Given request –
Give the listing again exactly, omitting its images.
»»
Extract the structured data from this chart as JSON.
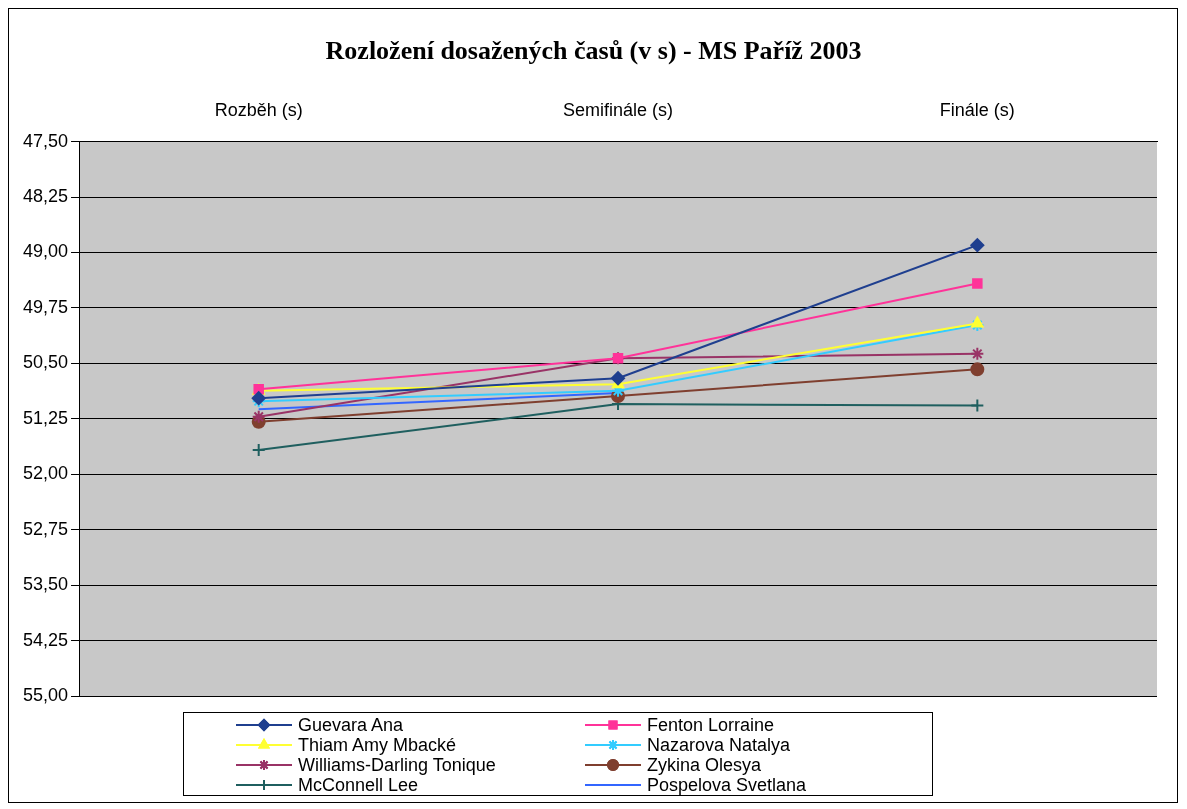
{
  "chart_data": {
    "type": "line",
    "title": "Rozložení dosažených časů (v s) - MS Paříž 2003",
    "categories": [
      "Rozběh (s)",
      "Semifinále (s)",
      "Finále (s)"
    ],
    "ylim": [
      55,
      47.5
    ],
    "yticks": [
      {
        "value": 47.5,
        "label": "47,50"
      },
      {
        "value": 48.25,
        "label": "48,25"
      },
      {
        "value": 49,
        "label": "49,00"
      },
      {
        "value": 49.75,
        "label": "49,75"
      },
      {
        "value": 50.5,
        "label": "50,50"
      },
      {
        "value": 51.25,
        "label": "51,25"
      },
      {
        "value": 52,
        "label": "52,00"
      },
      {
        "value": 52.75,
        "label": "52,75"
      },
      {
        "value": 53.5,
        "label": "53,50"
      },
      {
        "value": 54.25,
        "label": "54,25"
      },
      {
        "value": 55,
        "label": "55,00"
      }
    ],
    "grid": "y",
    "legend": "bottom",
    "line_style": "solid",
    "series": [
      {
        "name": "Guevara Ana",
        "color": "#1f3f8f",
        "marker": "diamond",
        "values": [
          50.97,
          50.7,
          48.9
        ]
      },
      {
        "name": "Fenton Lorraine",
        "color": "#ff3399",
        "marker": "square",
        "values": [
          50.85,
          50.43,
          49.42
        ]
      },
      {
        "name": "Thiam Amy Mbacké",
        "color": "#ffff33",
        "marker": "triangle",
        "values": [
          50.87,
          50.78,
          49.96
        ]
      },
      {
        "name": "Nazarova Natalya",
        "color": "#33ccff",
        "marker": "cross",
        "values": [
          51.01,
          50.87,
          49.98
        ]
      },
      {
        "name": "Williams-Darling Tonique",
        "color": "#993366",
        "marker": "cross",
        "values": [
          51.22,
          50.43,
          50.37
        ]
      },
      {
        "name": "Zykina Olesya",
        "color": "#7f3f2f",
        "marker": "circle",
        "values": [
          51.29,
          50.94,
          50.58
        ]
      },
      {
        "name": "McConnell Lee",
        "color": "#1f5f5f",
        "marker": "plus",
        "values": [
          51.67,
          51.05,
          51.07
        ]
      },
      {
        "name": "Pospelova Svetlana",
        "color": "#3366ff",
        "marker": "none",
        "values": [
          51.12,
          50.9,
          null
        ]
      }
    ]
  }
}
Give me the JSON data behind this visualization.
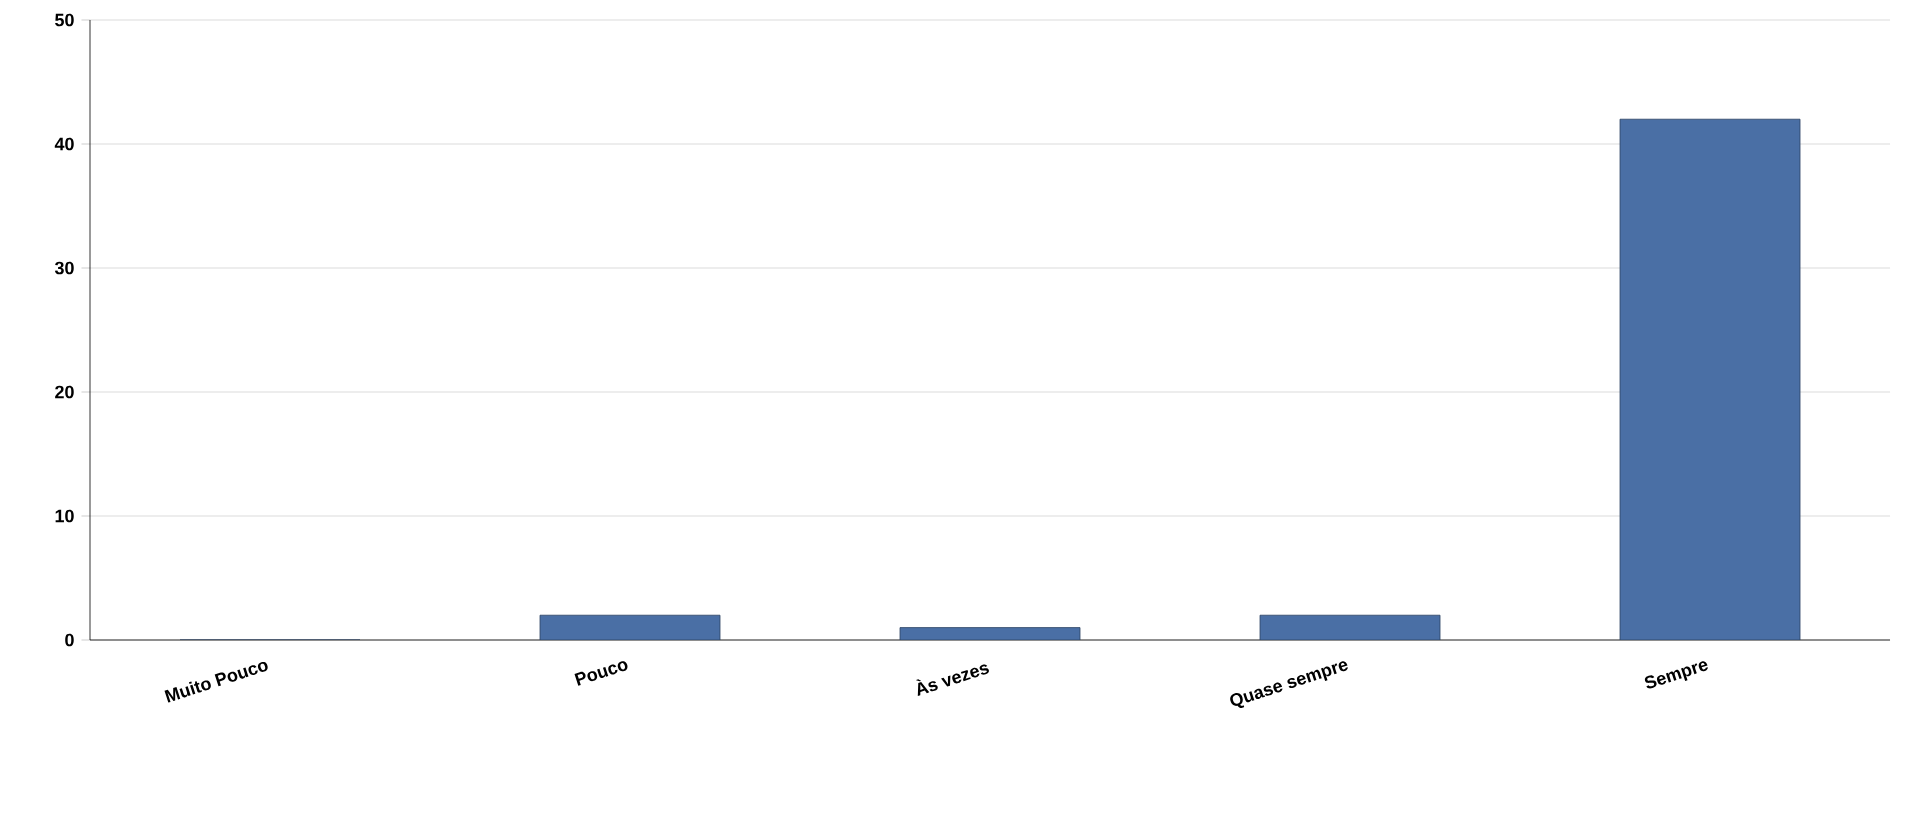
{
  "chart_data": {
    "type": "bar",
    "categories": [
      "Muito Pouco",
      "Pouco",
      "Às vezes",
      "Quase sempre",
      "Sempre"
    ],
    "values": [
      0,
      2,
      1,
      2,
      42
    ],
    "color": "#4a6fa5",
    "ylim": [
      0,
      50
    ],
    "yticks": [
      0,
      10,
      20,
      30,
      40,
      50
    ],
    "grid": "y"
  }
}
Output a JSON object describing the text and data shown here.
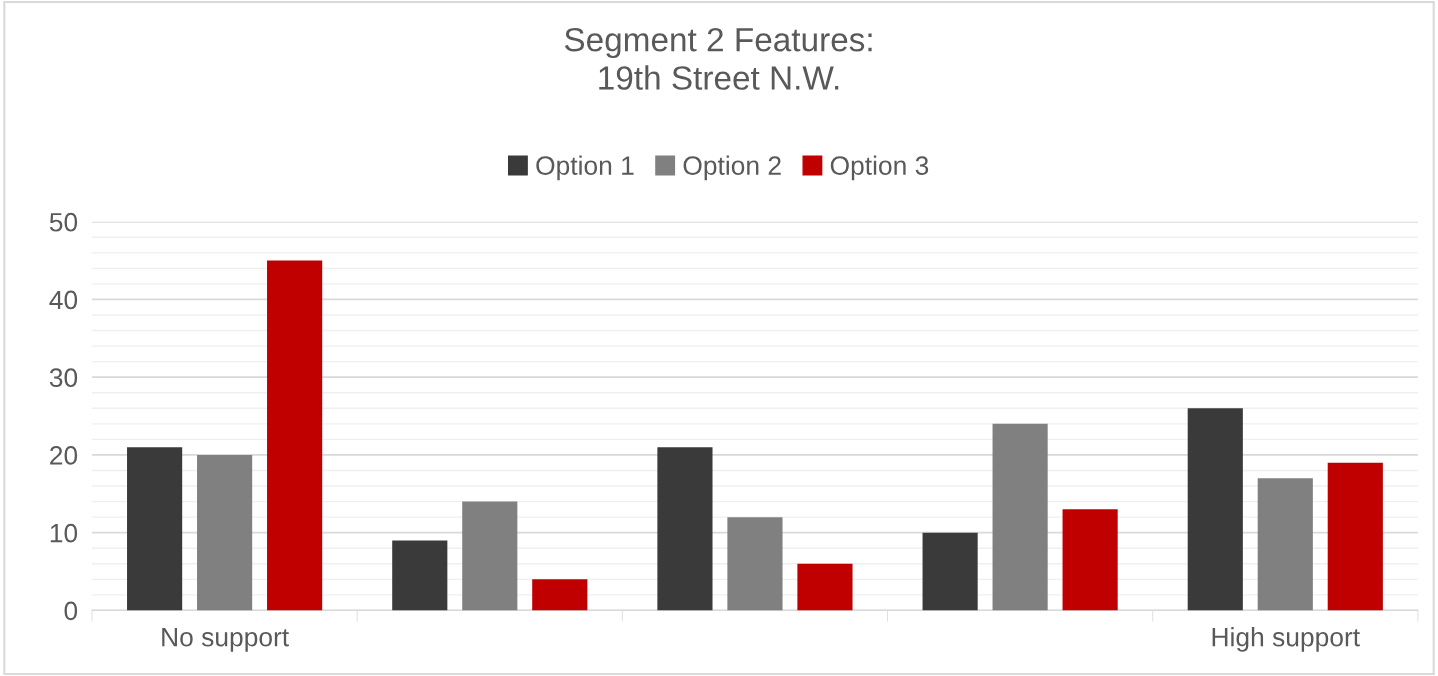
{
  "chart_data": {
    "type": "bar",
    "title": "Segment 2 Features:\n19th Street N.W.",
    "categories": [
      "No support",
      null,
      null,
      null,
      "High support"
    ],
    "series": [
      {
        "name": "Option 1",
        "color": "#3a3a3a",
        "values": [
          21,
          9,
          21,
          10,
          26
        ]
      },
      {
        "name": "Option 2",
        "color": "#808080",
        "values": [
          20,
          14,
          12,
          24,
          17
        ]
      },
      {
        "name": "Option 3",
        "color": "#c00000",
        "values": [
          45,
          4,
          6,
          13,
          19
        ]
      }
    ],
    "ylim": [
      0,
      50
    ],
    "yticks": [
      0,
      10,
      20,
      30,
      40,
      50
    ],
    "grid": "y",
    "legend": "top"
  }
}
««
Reply to the exercise –
Extract the structured data from this chart as JSON.
{
  "chart_data": {
    "type": "line",
    "title": "Rozložení dosažených časů (v s) - MS Paříž 2003",
    "categories": [
      "Rozběh (s)",
      "Semifinále (s)",
      "Finále (s)"
    ],
    "ylim": [
      55,
      47.5
    ],
    "yticks": [
      {
        "value": 47.5,
        "label": "47,50"
      },
      {
        "value": 48.25,
        "label": "48,25"
      },
      {
        "value": 49,
        "label": "49,00"
      },
      {
        "value": 49.75,
        "label": "49,75"
      },
      {
        "value": 50.5,
        "label": "50,50"
      },
      {
        "value": 51.25,
        "label": "51,25"
      },
      {
        "value": 52,
        "label": "52,00"
      },
      {
        "value": 52.75,
        "label": "52,75"
      },
      {
        "value": 53.5,
        "label": "53,50"
      },
      {
        "value": 54.25,
        "label": "54,25"
      },
      {
        "value": 55,
        "label": "55,00"
      }
    ],
    "grid": "y",
    "legend": "bottom",
    "line_style": "solid",
    "series": [
      {
        "name": "Guevara Ana",
        "color": "#1f3f8f",
        "marker": "diamond",
        "values": [
          50.97,
          50.7,
          48.9
        ]
      },
      {
        "name": "Fenton Lorraine",
        "color": "#ff3399",
        "marker": "square",
        "values": [
          50.85,
          50.43,
          49.42
        ]
      },
      {
        "name": "Thiam Amy Mbacké",
        "color": "#ffff33",
        "marker": "triangle",
        "values": [
          50.87,
          50.78,
          49.96
        ]
      },
      {
        "name": "Nazarova Natalya",
        "color": "#33ccff",
        "marker": "cross",
        "values": [
          51.01,
          50.87,
          49.98
        ]
      },
      {
        "name": "Williams-Darling Tonique",
        "color": "#993366",
        "marker": "cross",
        "values": [
          51.22,
          50.43,
          50.37
        ]
      },
      {
        "name": "Zykina Olesya",
        "color": "#7f3f2f",
        "marker": "circle",
        "values": [
          51.29,
          50.94,
          50.58
        ]
      },
      {
        "name": "McConnell Lee",
        "color": "#1f5f5f",
        "marker": "plus",
        "values": [
          51.67,
          51.05,
          51.07
        ]
      },
      {
        "name": "Pospelova Svetlana",
        "color": "#3366ff",
        "marker": "none",
        "values": [
          51.12,
          50.9,
          null
        ]
      }
    ]
  }
}
Give me the JSON data behind this visualization.
{
  "chart_data": {
    "type": "bar",
    "categories": [
      "Muito Pouco",
      "Pouco",
      "Às vezes",
      "Quase sempre",
      "Sempre"
    ],
    "values": [
      0,
      2,
      1,
      2,
      42
    ],
    "color": "#4a6fa5",
    "ylim": [
      0,
      50
    ],
    "yticks": [
      0,
      10,
      20,
      30,
      40,
      50
    ],
    "grid": "y"
  }
}
Output a JSON object describing the text and data shown here.
{
  "chart_data": {
    "type": "bar",
    "title": "Segment 2 Features:\n19th Street N.W.",
    "categories": [
      "No support",
      null,
      null,
      null,
      "High support"
    ],
    "series": [
      {
        "name": "Option 1",
        "color": "#3a3a3a",
        "values": [
          21,
          9,
          21,
          10,
          26
        ]
      },
      {
        "name": "Option 2",
        "color": "#808080",
        "values": [
          20,
          14,
          12,
          24,
          17
        ]
      },
      {
        "name": "Option 3",
        "color": "#c00000",
        "values": [
          45,
          4,
          6,
          13,
          19
        ]
      }
    ],
    "ylim": [
      0,
      50
    ],
    "yticks": [
      0,
      10,
      20,
      30,
      40,
      50
    ],
    "grid": "y",
    "legend": "top"
  }
}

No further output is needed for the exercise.